Instruction → Every record below is to be retyped exactly.

++++++

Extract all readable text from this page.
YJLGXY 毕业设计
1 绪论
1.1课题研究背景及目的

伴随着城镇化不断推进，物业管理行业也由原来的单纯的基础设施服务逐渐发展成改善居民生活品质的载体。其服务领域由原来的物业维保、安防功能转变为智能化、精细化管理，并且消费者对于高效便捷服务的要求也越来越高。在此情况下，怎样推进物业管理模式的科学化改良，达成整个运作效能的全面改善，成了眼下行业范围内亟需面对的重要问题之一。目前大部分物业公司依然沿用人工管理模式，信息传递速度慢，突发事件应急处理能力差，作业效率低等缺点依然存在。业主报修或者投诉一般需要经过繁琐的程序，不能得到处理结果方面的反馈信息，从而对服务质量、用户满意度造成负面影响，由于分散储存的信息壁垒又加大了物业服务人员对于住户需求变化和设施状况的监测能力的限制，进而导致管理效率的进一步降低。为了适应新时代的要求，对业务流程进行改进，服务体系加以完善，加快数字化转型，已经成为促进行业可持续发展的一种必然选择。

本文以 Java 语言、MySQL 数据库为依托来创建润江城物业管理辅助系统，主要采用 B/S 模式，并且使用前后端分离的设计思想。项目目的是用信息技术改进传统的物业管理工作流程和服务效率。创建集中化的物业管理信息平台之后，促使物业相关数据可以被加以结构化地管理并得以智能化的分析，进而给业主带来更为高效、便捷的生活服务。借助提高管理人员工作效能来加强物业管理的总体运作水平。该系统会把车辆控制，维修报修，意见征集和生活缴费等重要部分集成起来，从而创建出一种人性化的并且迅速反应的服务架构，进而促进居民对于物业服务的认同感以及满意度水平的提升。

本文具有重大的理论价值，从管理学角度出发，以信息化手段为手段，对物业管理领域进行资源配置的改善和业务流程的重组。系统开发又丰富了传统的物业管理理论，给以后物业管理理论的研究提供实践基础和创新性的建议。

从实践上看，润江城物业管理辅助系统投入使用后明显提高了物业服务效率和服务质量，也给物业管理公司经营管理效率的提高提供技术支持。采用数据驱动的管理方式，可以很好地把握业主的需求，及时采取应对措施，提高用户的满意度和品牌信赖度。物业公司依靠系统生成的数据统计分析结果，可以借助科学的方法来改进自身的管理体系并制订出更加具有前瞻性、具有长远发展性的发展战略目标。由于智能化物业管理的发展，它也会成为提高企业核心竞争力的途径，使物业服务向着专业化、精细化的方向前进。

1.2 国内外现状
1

++++++

Solution to this exercise →
Extract all readable text from this page.
YJLGXY 毕业设计
1 绪论
1.1课题研究背景及目的

伴随着城镇化不断推进，物业管理行业也由原来的单纯的基础设施服务逐渐发展成改善居民生活品质的载体。其服务领域由原来的物业维保、安防功能转变为智能化、精细化管理，并且消费者对于高效便捷服务的要求也越来越高。在此情况下，怎样推进物业管理模式的科学化改良，达成整个运作效能的全面改善，成了眼下行业范围内亟需面对的重要问题之一。目前大部分物业公司依然沿用人工管理模式，信息传递速度慢，突发事件应急处理能力差，作业效率低等缺点依然存在。业主报修或者投诉一般需要经过繁琐的程序，不能得到处理结果方面的反馈信息，从而对服务质量、用户满意度造成负面影响，由于分散储存的信息壁垒又加大了物业服务人员对于住户需求变化和设施状况的监测能力的限制，进而导致管理效率的进一步降低。为了适应新时代的要求，对业务流程进行改进，服务体系加以完善，加快数字化转型，已经成为促进行业可持续发展的一种必然选择。

本文以 Java 语言、MySQL 数据库为依托来创建润江城物业管理辅助系统，主要采用 B/S 模式，并且使用前后端分离的设计思想。项目目的是用信息技术改进传统的物业管理工作流程和服务效率。创建集中化的物业管理信息平台之后，促使物业相关数据可以被加以结构化地管理并得以智能化的分析，进而给业主带来更为高效、便捷的生活服务。借助提高管理人员工作效能来加强物业管理的总体运作水平。该系统会把车辆控制，维修报修，意见征集和生活缴费等重要部分集成起来，从而创建出一种人性化的并且迅速反应的服务架构，进而促进居民对于物业服务的认同感以及满意度水平的提升。

本文具有重大的理论价值，从管理学角度出发，以信息化手段为手段，对物业管理领域进行资源配置的改善和业务流程的重组。系统开发又丰富了传统的物业管理理论，给以后物业管理理论的研究提供实践基础和创新性的建议。

从实践上看，润江城物业管理辅助系统投入使用后明显提高了物业服务效率和服务质量，也给物业管理公司经营管理效率的提高提供技术支持。采用数据驱动的管理方式，可以很好地把握业主的需求，及时采取应对措施，提高用户的满意度和品牌信赖度。物业公司依靠系统生成的数据统计分析结果，可以借助科学的方法来改进自身的管理体系并制订出更加具有前瞻性、具有长远发展性的发展战略目标。由于智能化物业管理的发展，它也会成为提高企业核心竞争力的途径，使物业服务向着专业化、精细化的方向前进。

1.2 国内外现状
1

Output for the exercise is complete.